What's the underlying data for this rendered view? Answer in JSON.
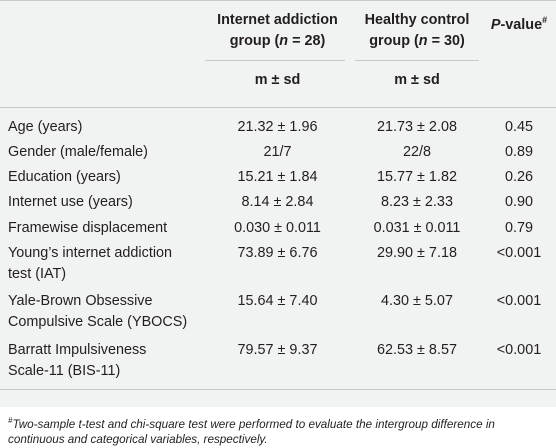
{
  "table": {
    "headers": {
      "group1": "Internet addiction group (n = 28)",
      "group2": "Healthy control group (n = 30)",
      "pvalue": "P-value#",
      "stat1": "m ± sd",
      "stat2": "m ± sd"
    },
    "rows": [
      {
        "label": "Age (years)",
        "g1": "21.32 ± 1.96",
        "g2": "21.73 ± 2.08",
        "p": "0.45"
      },
      {
        "label": "Gender (male/female)",
        "g1": "21/7",
        "g2": "22/8",
        "p": "0.89"
      },
      {
        "label": "Education (years)",
        "g1": "15.21 ± 1.84",
        "g2": "15.77 ± 1.82",
        "p": "0.26"
      },
      {
        "label": "Internet use (years)",
        "g1": "8.14 ± 2.84",
        "g2": "8.23 ± 2.33",
        "p": "0.90"
      },
      {
        "label": "Framewise displacement",
        "g1": "0.030 ± 0.011",
        "g2": "0.031 ± 0.011",
        "p": "0.79"
      },
      {
        "label": "Young's internet addiction test (IAT)",
        "g1": "73.89 ± 6.76",
        "g2": "29.90 ± 7.18",
        "p": "<0.001"
      },
      {
        "label": "Yale-Brown Obsessive Compulsive Scale (YBOCS)",
        "g1": "15.64 ± 7.40",
        "g2": "4.30 ± 5.07",
        "p": "<0.001"
      },
      {
        "label": "Barratt Impulsiveness Scale-11 (BIS-11)",
        "g1": "79.57 ± 9.37",
        "g2": "62.53 ± 8.57",
        "p": "<0.001"
      }
    ],
    "footnote": "#Two-sample t-test and chi-square test were performed to evaluate the intergroup difference in continuous and categorical variables, respectively."
  }
}
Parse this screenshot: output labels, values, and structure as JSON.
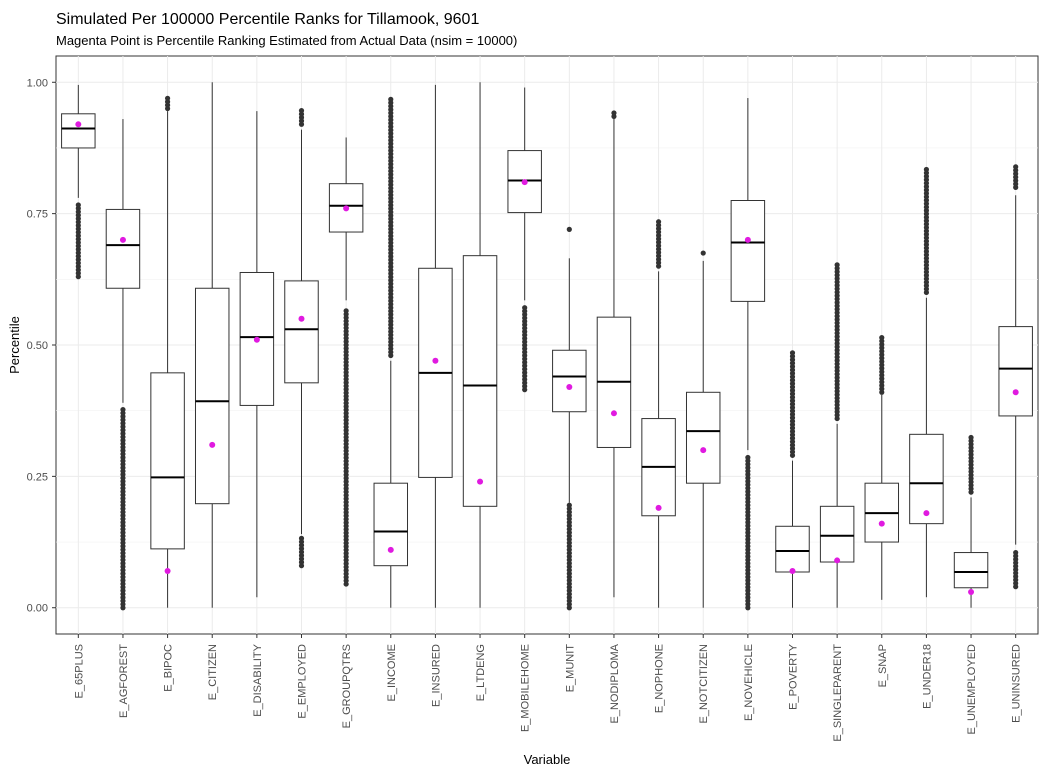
{
  "chart_data": {
    "type": "boxplot",
    "title": "Simulated Per 100000 Percentile Ranks for Tillamook, 9601",
    "subtitle": "Magenta Point is Percentile Ranking Estimated from Actual Data (nsim = 10000)",
    "xlabel": "Variable",
    "ylabel": "Percentile",
    "ylim": [
      -0.05,
      1.05
    ],
    "yticks": [
      0.0,
      0.25,
      0.5,
      0.75,
      1.0
    ],
    "ytick_labels": [
      "0.00",
      "0.25",
      "0.50",
      "0.75",
      "1.00"
    ],
    "grid": true,
    "colors": {
      "box": "#333333",
      "outlier": "#333333",
      "actual_point": "#e01ae0",
      "grid": "#ebebeb"
    },
    "categories": [
      "E_65PLUS",
      "E_AGFOREST",
      "E_BIPOC",
      "E_CITIZEN",
      "E_DISABILITY",
      "E_EMPLOYED",
      "E_GROUPQTRS",
      "E_INCOME",
      "E_INSURED",
      "E_LTDENG",
      "E_MOBILEHOME",
      "E_MUNIT",
      "E_NODIPLOMA",
      "E_NOPHONE",
      "E_NOTCITIZEN",
      "E_NOVEHICLE",
      "E_POVERTY",
      "E_SINGLEPARENT",
      "E_SNAP",
      "E_UNDER18",
      "E_UNEMPLOYED",
      "E_UNINSURED"
    ],
    "boxes": [
      {
        "whisker_low": 0.78,
        "q1": 0.875,
        "median": 0.912,
        "q3": 0.94,
        "whisker_high": 0.995,
        "outliers_low": [
          0.63,
          0.77
        ],
        "outliers_high": [],
        "actual": 0.92
      },
      {
        "whisker_low": 0.39,
        "q1": 0.608,
        "median": 0.69,
        "q3": 0.758,
        "whisker_high": 0.93,
        "outliers_low": [
          0.0,
          0.38
        ],
        "outliers_high": [],
        "actual": 0.7
      },
      {
        "whisker_low": 0.0,
        "q1": 0.112,
        "median": 0.248,
        "q3": 0.447,
        "whisker_high": 0.945,
        "outliers_low": [],
        "outliers_high": [
          0.95,
          0.975
        ],
        "actual": 0.07
      },
      {
        "whisker_low": 0.0,
        "q1": 0.198,
        "median": 0.393,
        "q3": 0.608,
        "whisker_high": 1.0,
        "outliers_low": [],
        "outliers_high": [],
        "actual": 0.31
      },
      {
        "whisker_low": 0.02,
        "q1": 0.385,
        "median": 0.515,
        "q3": 0.638,
        "whisker_high": 0.945,
        "outliers_low": [],
        "outliers_high": [],
        "actual": 0.51
      },
      {
        "whisker_low": 0.14,
        "q1": 0.428,
        "median": 0.53,
        "q3": 0.622,
        "whisker_high": 0.91,
        "outliers_low": [
          0.08,
          0.135
        ],
        "outliers_high": [
          0.92,
          0.95
        ],
        "actual": 0.55
      },
      {
        "whisker_low": 0.585,
        "q1": 0.715,
        "median": 0.765,
        "q3": 0.807,
        "whisker_high": 0.895,
        "outliers_low": [
          0.045,
          0.57
        ],
        "outliers_high": [],
        "actual": 0.76
      },
      {
        "whisker_low": 0.0,
        "q1": 0.08,
        "median": 0.145,
        "q3": 0.237,
        "whisker_high": 0.47,
        "outliers_low": [],
        "outliers_high": [
          0.48,
          0.97
        ],
        "actual": 0.11
      },
      {
        "whisker_low": 0.0,
        "q1": 0.248,
        "median": 0.447,
        "q3": 0.646,
        "whisker_high": 0.995,
        "outliers_low": [],
        "outliers_high": [],
        "actual": 0.47
      },
      {
        "whisker_low": 0.0,
        "q1": 0.193,
        "median": 0.423,
        "q3": 0.67,
        "whisker_high": 1.0,
        "outliers_low": [],
        "outliers_high": [],
        "actual": 0.24
      },
      {
        "whisker_low": 0.585,
        "q1": 0.752,
        "median": 0.813,
        "q3": 0.87,
        "whisker_high": 0.99,
        "outliers_low": [
          0.415,
          0.575
        ],
        "outliers_high": [],
        "actual": 0.81
      },
      {
        "whisker_low": 0.2,
        "q1": 0.373,
        "median": 0.44,
        "q3": 0.49,
        "whisker_high": 0.665,
        "outliers_low": [
          0.0,
          0.195
        ],
        "outliers_high": [
          0.72
        ],
        "actual": 0.42
      },
      {
        "whisker_low": 0.02,
        "q1": 0.305,
        "median": 0.43,
        "q3": 0.553,
        "whisker_high": 0.93,
        "outliers_low": [],
        "outliers_high": [
          0.935,
          0.945
        ],
        "actual": 0.37
      },
      {
        "whisker_low": 0.0,
        "q1": 0.175,
        "median": 0.268,
        "q3": 0.36,
        "whisker_high": 0.64,
        "outliers_low": [],
        "outliers_high": [
          0.65,
          0.735
        ],
        "actual": 0.19
      },
      {
        "whisker_low": 0.0,
        "q1": 0.237,
        "median": 0.336,
        "q3": 0.41,
        "whisker_high": 0.66,
        "outliers_low": [],
        "outliers_high": [
          0.675
        ],
        "actual": 0.3
      },
      {
        "whisker_low": 0.3,
        "q1": 0.583,
        "median": 0.695,
        "q3": 0.775,
        "whisker_high": 0.97,
        "outliers_low": [
          0.0,
          0.29
        ],
        "outliers_high": [],
        "actual": 0.7
      },
      {
        "whisker_low": 0.0,
        "q1": 0.068,
        "median": 0.108,
        "q3": 0.155,
        "whisker_high": 0.28,
        "outliers_low": [],
        "outliers_high": [
          0.29,
          0.49
        ],
        "actual": 0.07
      },
      {
        "whisker_low": 0.0,
        "q1": 0.087,
        "median": 0.137,
        "q3": 0.193,
        "whisker_high": 0.35,
        "outliers_low": [],
        "outliers_high": [
          0.36,
          0.655
        ],
        "actual": 0.09
      },
      {
        "whisker_low": 0.015,
        "q1": 0.125,
        "median": 0.18,
        "q3": 0.237,
        "whisker_high": 0.405,
        "outliers_low": [],
        "outliers_high": [
          0.41,
          0.52
        ],
        "actual": 0.16
      },
      {
        "whisker_low": 0.02,
        "q1": 0.16,
        "median": 0.237,
        "q3": 0.33,
        "whisker_high": 0.59,
        "outliers_low": [],
        "outliers_high": [
          0.6,
          0.84
        ],
        "actual": 0.18
      },
      {
        "whisker_low": 0.0,
        "q1": 0.038,
        "median": 0.068,
        "q3": 0.105,
        "whisker_high": 0.21,
        "outliers_low": [],
        "outliers_high": [
          0.22,
          0.325
        ],
        "actual": 0.03
      },
      {
        "whisker_low": 0.12,
        "q1": 0.365,
        "median": 0.455,
        "q3": 0.535,
        "whisker_high": 0.785,
        "outliers_low": [
          0.04,
          0.11
        ],
        "outliers_high": [
          0.8,
          0.84
        ],
        "actual": 0.41
      }
    ]
  }
}
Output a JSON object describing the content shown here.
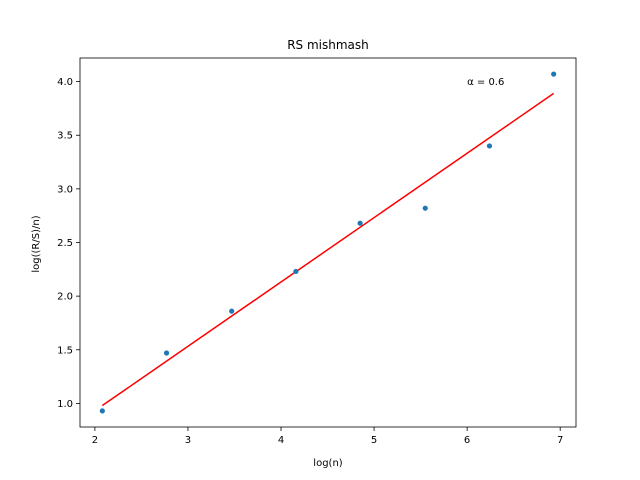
{
  "chart_data": {
    "type": "scatter",
    "title": "RS mishmash",
    "xlabel": "log(n)",
    "ylabel": "log((R/S)/n)",
    "xlim": [
      1.84,
      7.17
    ],
    "ylim": [
      0.78,
      4.22
    ],
    "xticks": [
      2,
      3,
      4,
      5,
      6,
      7
    ],
    "yticks": [
      1.0,
      1.5,
      2.0,
      2.5,
      3.0,
      3.5,
      4.0
    ],
    "xtick_labels": [
      "2",
      "3",
      "4",
      "5",
      "6",
      "7"
    ],
    "ytick_labels": [
      "1.0",
      "1.5",
      "2.0",
      "2.5",
      "3.0",
      "3.5",
      "4.0"
    ],
    "grid": false,
    "legend": "none",
    "annotation": {
      "text": "α = 0.6",
      "x": 6.0,
      "y": 4.0
    },
    "series": [
      {
        "type": "scatter",
        "color": "#1f77b4",
        "x": [
          2.08,
          2.77,
          3.47,
          4.16,
          4.85,
          5.55,
          6.24,
          6.93
        ],
        "y": [
          0.93,
          1.47,
          1.86,
          2.23,
          2.68,
          2.82,
          3.4,
          4.07
        ]
      },
      {
        "type": "line",
        "color": "#ff0000",
        "x": [
          2.08,
          6.93
        ],
        "y": [
          0.98,
          3.89
        ]
      }
    ]
  }
}
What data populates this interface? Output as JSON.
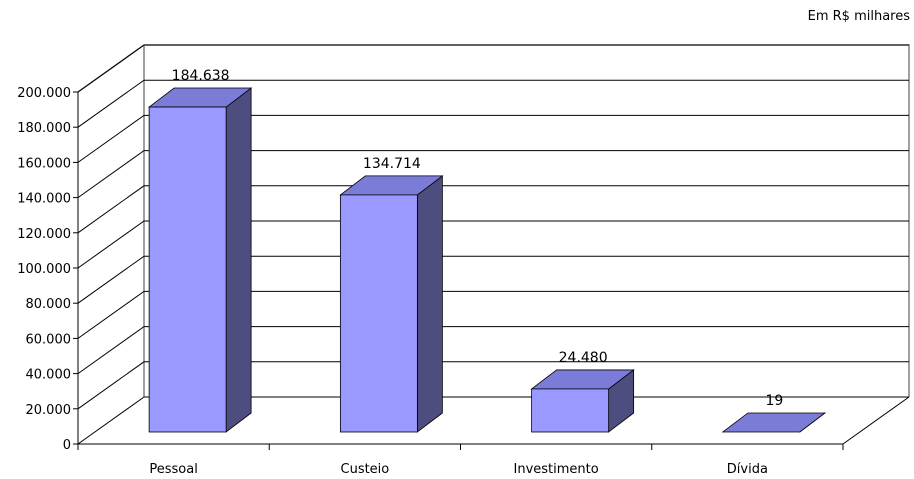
{
  "chart_data": {
    "type": "bar",
    "unit_note": "Em R$ milhares",
    "categories": [
      "Pessoal",
      "Custeio",
      "Investimento",
      "Dívida"
    ],
    "values": [
      184638,
      134714,
      24480,
      19
    ],
    "data_labels": [
      "184.638",
      "134.714",
      "24.480",
      "19"
    ],
    "y_ticks": [
      0,
      20000,
      40000,
      60000,
      80000,
      100000,
      120000,
      140000,
      160000,
      180000,
      200000
    ],
    "y_tick_labels": [
      "0",
      "20.000",
      "40.000",
      "60.000",
      "80.000",
      "100.000",
      "120.000",
      "140.000",
      "160.000",
      "180.000",
      "200.000"
    ],
    "ylim": [
      0,
      200000
    ],
    "grid": true,
    "style": "3d",
    "colors": {
      "bar_front": "#9999ff",
      "bar_top": "#7b7bd8",
      "bar_side": "#4d4d80",
      "grid": "#000000",
      "wall": "#ffffff",
      "frame": "#808080"
    }
  }
}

STATED TASK -> State the count of lines in the data holding the word "addiction", adding nothing to it.

EXERCISE RESPONSE -> 2